Items from a dataset:

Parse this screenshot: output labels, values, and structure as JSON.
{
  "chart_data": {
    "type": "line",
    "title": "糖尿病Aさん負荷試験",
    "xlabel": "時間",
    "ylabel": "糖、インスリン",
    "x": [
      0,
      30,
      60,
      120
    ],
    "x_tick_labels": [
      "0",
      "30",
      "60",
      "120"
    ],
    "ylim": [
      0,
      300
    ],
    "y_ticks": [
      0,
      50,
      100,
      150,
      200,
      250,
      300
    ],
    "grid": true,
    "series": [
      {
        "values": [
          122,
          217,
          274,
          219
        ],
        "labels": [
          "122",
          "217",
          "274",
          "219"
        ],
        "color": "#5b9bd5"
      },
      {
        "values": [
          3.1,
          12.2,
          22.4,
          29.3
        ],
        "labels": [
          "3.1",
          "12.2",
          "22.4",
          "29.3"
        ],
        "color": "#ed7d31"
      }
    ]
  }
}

WRITTEN EXERCISE: All of the entries above need to be reproduced exactly.

TASK RESPONSE:
Parse this screenshot: output labels, values, and structure as JSON.
{
  "chart_data": {
    "type": "line",
    "title": "糖尿病Aさん負荷試験",
    "xlabel": "時間",
    "ylabel": "糖、インスリン",
    "x": [
      0,
      30,
      60,
      120
    ],
    "x_tick_labels": [
      "0",
      "30",
      "60",
      "120"
    ],
    "ylim": [
      0,
      300
    ],
    "y_ticks": [
      0,
      50,
      100,
      150,
      200,
      250,
      300
    ],
    "grid": true,
    "series": [
      {
        "values": [
          122,
          217,
          274,
          219
        ],
        "labels": [
          "122",
          "217",
          "274",
          "219"
        ],
        "color": "#5b9bd5"
      },
      {
        "values": [
          3.1,
          12.2,
          22.4,
          29.3
        ],
        "labels": [
          "3.1",
          "12.2",
          "22.4",
          "29.3"
        ],
        "color": "#ed7d31"
      }
    ]
  }
}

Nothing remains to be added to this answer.